#### Extracted entries:
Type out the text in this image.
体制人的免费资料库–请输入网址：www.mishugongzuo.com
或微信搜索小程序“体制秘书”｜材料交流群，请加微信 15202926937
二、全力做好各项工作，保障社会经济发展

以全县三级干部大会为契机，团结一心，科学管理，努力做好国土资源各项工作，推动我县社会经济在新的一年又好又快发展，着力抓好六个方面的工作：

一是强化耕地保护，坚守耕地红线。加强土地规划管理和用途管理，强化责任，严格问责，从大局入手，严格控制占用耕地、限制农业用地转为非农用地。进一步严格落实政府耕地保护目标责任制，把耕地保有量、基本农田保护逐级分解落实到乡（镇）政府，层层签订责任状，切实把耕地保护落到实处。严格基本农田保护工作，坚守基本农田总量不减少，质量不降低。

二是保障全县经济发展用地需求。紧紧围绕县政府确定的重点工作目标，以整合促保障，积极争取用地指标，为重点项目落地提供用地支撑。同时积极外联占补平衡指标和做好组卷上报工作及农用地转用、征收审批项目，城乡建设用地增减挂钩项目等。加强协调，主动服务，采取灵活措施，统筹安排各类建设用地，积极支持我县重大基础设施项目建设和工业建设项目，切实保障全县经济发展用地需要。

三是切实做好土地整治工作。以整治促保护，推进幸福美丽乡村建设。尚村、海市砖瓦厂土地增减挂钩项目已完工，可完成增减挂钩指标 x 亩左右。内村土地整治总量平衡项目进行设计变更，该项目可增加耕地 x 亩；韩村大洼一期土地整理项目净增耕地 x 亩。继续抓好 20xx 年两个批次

#### Given exercise:
Copy out the full set of records precisely, leaving nothing out.

#### Response to the exercise:
Type out the text in this image.
体制人的免费资料库–请输入网址：www.mishugongzuo.com
或微信搜索小程序“体制秘书”｜材料交流群，请加微信 15202926937
二、全力做好各项工作，保障社会经济发展

以全县三级干部大会为契机，团结一心，科学管理，努力做好国土资源各项工作，推动我县社会经济在新的一年又好又快发展，着力抓好六个方面的工作：

一是强化耕地保护，坚守耕地红线。加强土地规划管理和用途管理，强化责任，严格问责，从大局入手，严格控制占用耕地、限制农业用地转为非农用地。进一步严格落实政府耕地保护目标责任制，把耕地保有量、基本农田保护逐级分解落实到乡（镇）政府，层层签订责任状，切实把耕地保护落到实处。严格基本农田保护工作，坚守基本农田总量不减少，质量不降低。

二是保障全县经济发展用地需求。紧紧围绕县政府确定的重点工作目标，以整合促保障，积极争取用地指标，为重点项目落地提供用地支撑。同时积极外联占补平衡指标和做好组卷上报工作及农用地转用、征收审批项目，城乡建设用地增减挂钩项目等。加强协调，主动服务，采取灵活措施，统筹安排各类建设用地，积极支持我县重大基础设施项目建设和工业建设项目，切实保障全县经济发展用地需要。

三是切实做好土地整治工作。以整治促保护，推进幸福美丽乡村建设。尚村、海市砖瓦厂土地增减挂钩项目已完工，可完成增减挂钩指标 x 亩左右。内村土地整治总量平衡项目进行设计变更，该项目可增加耕地 x 亩；韩村大洼一期土地整理项目净增耕地 x 亩。继续抓好 20xx 年两个批次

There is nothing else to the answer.